• [Task instructions]: Rewrite every line of the records below, putting "checkmark-icon" wherever "check-icon" appears and keeping everything else the same.

Dataset rows:
....

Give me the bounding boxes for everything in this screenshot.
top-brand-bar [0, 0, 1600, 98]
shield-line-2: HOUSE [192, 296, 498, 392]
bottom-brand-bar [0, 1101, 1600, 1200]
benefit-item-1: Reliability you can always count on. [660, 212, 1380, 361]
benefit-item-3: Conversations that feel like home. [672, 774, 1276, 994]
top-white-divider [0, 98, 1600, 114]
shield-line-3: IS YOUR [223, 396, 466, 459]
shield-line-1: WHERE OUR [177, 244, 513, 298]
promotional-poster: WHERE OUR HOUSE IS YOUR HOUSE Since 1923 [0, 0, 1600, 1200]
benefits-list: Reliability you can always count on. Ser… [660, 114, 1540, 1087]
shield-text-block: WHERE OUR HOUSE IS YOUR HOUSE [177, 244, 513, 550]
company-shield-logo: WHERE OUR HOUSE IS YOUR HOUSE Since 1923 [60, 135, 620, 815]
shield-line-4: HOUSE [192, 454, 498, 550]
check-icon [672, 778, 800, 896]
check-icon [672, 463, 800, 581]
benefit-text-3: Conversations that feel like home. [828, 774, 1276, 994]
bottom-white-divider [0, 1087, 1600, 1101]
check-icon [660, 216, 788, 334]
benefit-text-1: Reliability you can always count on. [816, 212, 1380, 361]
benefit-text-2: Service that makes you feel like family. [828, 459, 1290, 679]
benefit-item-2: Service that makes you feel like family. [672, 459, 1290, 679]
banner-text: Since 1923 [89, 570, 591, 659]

....

• [Result of the exercise]:
Give me the bounding boxes for everything in this screenshot.
top-brand-bar [0, 0, 1600, 98]
shield-line-2: HOUSE [192, 296, 498, 392]
bottom-brand-bar [0, 1101, 1600, 1200]
benefit-item-1: Reliability you can always count on. [660, 212, 1380, 361]
benefit-item-3: Conversations that feel like home. [672, 774, 1276, 994]
top-white-divider [0, 98, 1600, 114]
shield-line-3: IS YOUR [223, 396, 466, 459]
shield-line-1: WHERE OUR [177, 244, 513, 298]
promotional-poster: WHERE OUR HOUSE IS YOUR HOUSE Since 1923 [0, 0, 1600, 1200]
benefits-list: Reliability you can always count on. Ser… [660, 114, 1540, 1087]
shield-text-block: WHERE OUR HOUSE IS YOUR HOUSE [177, 244, 513, 550]
company-shield-logo: WHERE OUR HOUSE IS YOUR HOUSE Since 1923 [60, 135, 620, 815]
shield-line-4: HOUSE [192, 454, 498, 550]
checkmark-icon [672, 778, 800, 896]
checkmark-icon [672, 463, 800, 581]
benefit-text-3: Conversations that feel like home. [828, 774, 1276, 994]
bottom-white-divider [0, 1087, 1600, 1101]
checkmark-icon [660, 216, 788, 334]
benefit-text-1: Reliability you can always count on. [816, 212, 1380, 361]
benefit-text-2: Service that makes you feel like family. [828, 459, 1290, 679]
benefit-item-2: Service that makes you feel like family. [672, 459, 1290, 679]
banner-text: Since 1923 [89, 570, 591, 659]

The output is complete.